| TASK TO COMPLETE |
Reproduce each line bearing the word "جاتے".

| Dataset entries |
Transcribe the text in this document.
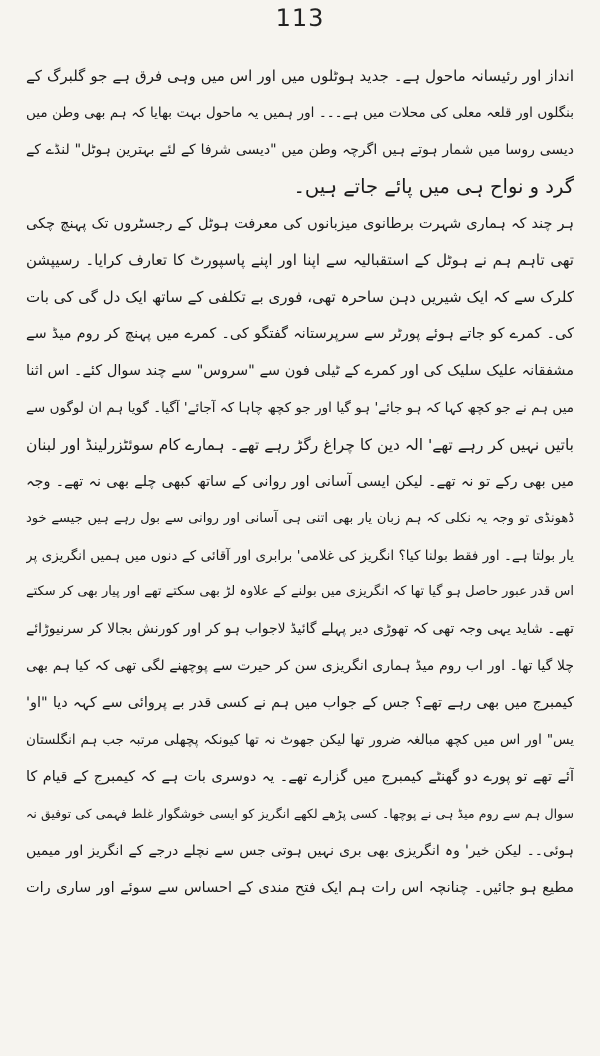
113
انداز اور رئیسانہ ماحول ہے۔ جدید ہوٹلوں میں اور اس میں وہی فرق ہے جو گلبرگ کے
بنگلوں اور قلعہ معلی کی محلات میں ہے۔۔۔ اور ہمیں یہ ماحول بہت بھایا کہ ہم بھی وطن میں
دیسی روسا میں شمار ہوتے ہیں اگرچہ وطن میں "دیسی شرفا کے لئے بہترین ہوٹل" لنڈے کے
گرد و نواح ہی میں پائے جاتے ہیں۔
ہر چند کہ ہماری شہرت برطانوی میزبانوں کی معرفت ہوٹل کے رجسٹروں تک پہنچ چکی
تھی تاہم ہم نے ہوٹل کے استقبالیہ سے اپنا اور اپنے پاسپورٹ کا تعارف کرایا۔ رسیپشن
کلرک سے کہ ایک شیریں دہن ساحرہ تھی، فوری بے تکلفی کے ساتھ ایک دل گی کی بات
کی۔ کمرے کو جاتے ہوئے پورٹر سے سرپرستانہ گفتگو کی۔ کمرے میں پہنچ کر روم میڈ سے
مشفقانہ علیک سلیک کی اور کمرے کے ٹیلی فون سے "سروس" سے چند سوال کئے۔ اس اثنا
میں ہم نے جو کچھ کہا کہ ہو جائے' ہو گیا اور جو کچھ چاہا کہ آجائے' آگیا۔ گویا ہم ان لوگوں سے
باتیں نہیں کر رہے تھے' الہ دین کا چراغ رگڑ رہے تھے۔ ہمارے کام سوئٹزرلینڈ اور لبنان
میں بھی رکے تو نہ تھے۔ لیکن ایسی آسانی اور روانی کے ساتھ کبھی چلے بھی نہ تھے۔ وجہ
ڈھونڈی تو وجہ یہ نکلی کہ ہم زبان یار بھی اتنی ہی آسانی اور روانی سے بول رہے ہیں جیسے خود
یار بولتا ہے۔ اور فقط بولنا کیا؟ انگریز کی غلامی' برابری اور آقائی کے دنوں میں ہمیں انگریزی پر
اس قدر عبور حاصل ہو گیا تھا کہ انگریزی میں بولنے کے علاوہ لڑ بھی سکتے تھے اور پیار بھی کر سکتے
تھے۔ شاید یہی وجہ تھی کہ تھوڑی دیر پہلے گائیڈ لاجواب ہو کر اور کورنش بجالا کر سرنیوڑائے
چلا گیا تھا۔ اور اب روم میڈ ہماری انگریزی سن کر حیرت سے پوچھنے لگی تھی کہ کیا ہم بھی
کیمبرج میں بھی رہے تھے؟ جس کے جواب میں ہم نے کسی قدر بے پروائی سے کہہ دیا "او'
یس" اور اس میں کچھ مبالغہ ضرور تھا لیکن جھوٹ نہ تھا کیونکہ پچھلی مرتبہ جب ہم انگلستان
آئے تھے تو پورے دو گھنٹے کیمبرج میں گزارے تھے۔ یہ دوسری بات ہے کہ کیمبرج کے قیام کا
سوال ہم سے روم میڈ ہی نے پوچھا۔ کسی پڑھے لکھے انگریز کو ایسی خوشگوار غلط فہمی کی توفیق نہ
ہوئی۔۔ لیکن خیر' وہ انگریزی بھی بری نہیں ہوتی جس سے نچلے درجے کے انگریز اور میمیں
مطیع ہو جائیں۔ چنانچہ اس رات ہم ایک فتح مندی کے احساس سے سوئے اور ساری رات
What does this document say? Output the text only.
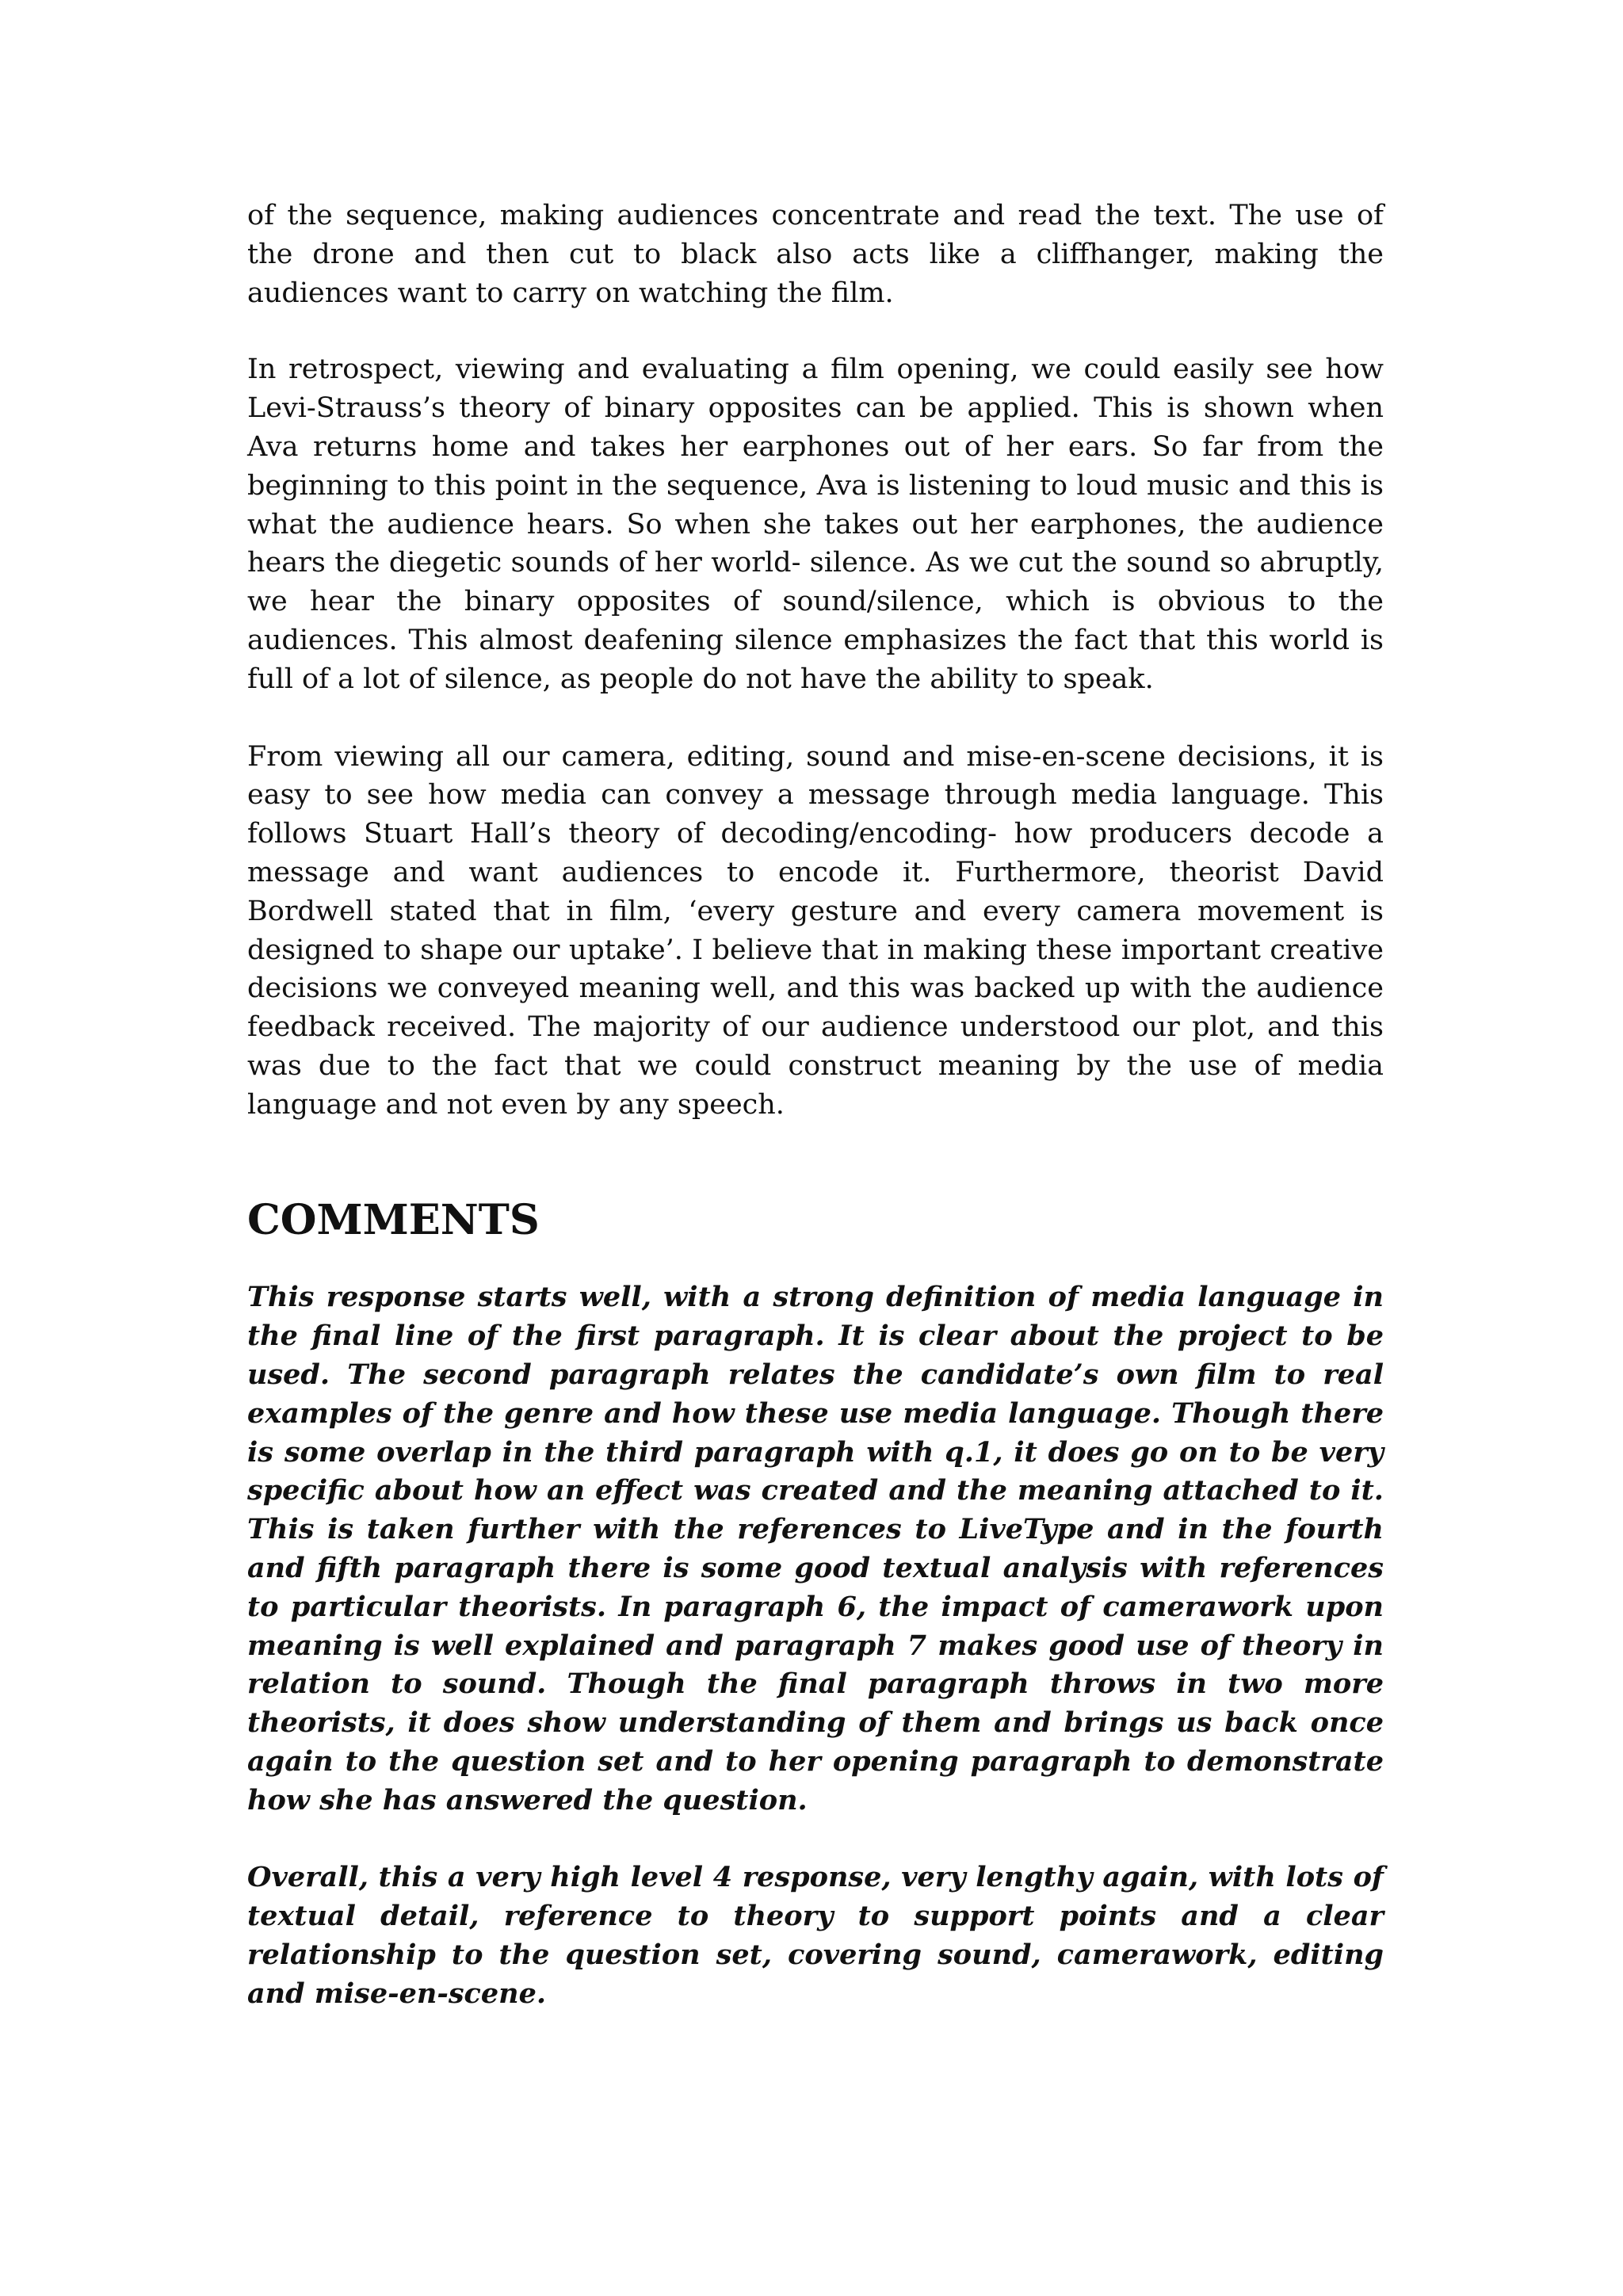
of the sequence, making audiences concentrate and read the text. The use of the drone and then cut to black also acts like a cliffhanger, making the audiences want to carry on watching the film.

In retrospect, viewing and evaluating a film opening, we could easily see how Levi-Strauss’s theory of binary opposites can be applied. This is shown when Ava returns home and takes her earphones out of her ears. So far from the beginning to this point in the sequence, Ava is listening to loud music and this is what the audience hears. So when she takes out her earphones, the audience hears the diegetic sounds of her world- silence. As we cut the sound so abruptly, we hear the binary opposites of sound/silence, which is obvious to the audiences. This almost deafening silence emphasizes the fact that this world is full of a lot of silence, as people do not have the ability to speak.

From viewing all our camera, editing, sound and mise-en-scene decisions, it is easy to see how media can convey a message through media language. This follows Stuart Hall’s theory of decoding/encoding- how producers decode a message and want audiences to encode it. Furthermore, theorist David Bordwell stated that in film, ‘every gesture and every camera movement is designed to shape our uptake’. I believe that in making these important creative decisions we conveyed meaning well, and this was backed up with the audience feedback received. The majority of our audience understood our plot, and this was due to the fact that we could construct meaning by the use of media language and not even by any speech.

COMMENTS

This response starts well, with a strong definition of media language in the final line of the first paragraph. It is clear about the project to be used. The second paragraph relates the candidate’s own film to real examples of the genre and how these use media language. Though there is some overlap in the third paragraph with q.1, it does go on to be very specific about how an effect was created and the meaning attached to it. This is taken further with the references to LiveType and in the fourth and fifth paragraph there is some good textual analysis with references to particular theorists. In paragraph 6, the impact of camerawork upon meaning is well explained and paragraph 7 makes good use of theory in relation to sound. Though the final paragraph throws in two more theorists, it does show understanding of them and brings us back once again to the question set and to her opening paragraph to demonstrate how she has answered the question.

Overall, this a very high level 4 response, very lengthy again, with lots of textual detail, reference to theory to support points and a clear relationship to the question set, covering sound, camerawork, editing and mise-en-scene.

| WORKED SOLUTION |
گرد و نواح ہی میں پائے جاتے ہیں۔
کی۔ کمرے کو جاتے ہوئے پورٹر سے سرپرستانہ گفتگو کی۔ کمرے میں پہنچ کر روم میڈ سے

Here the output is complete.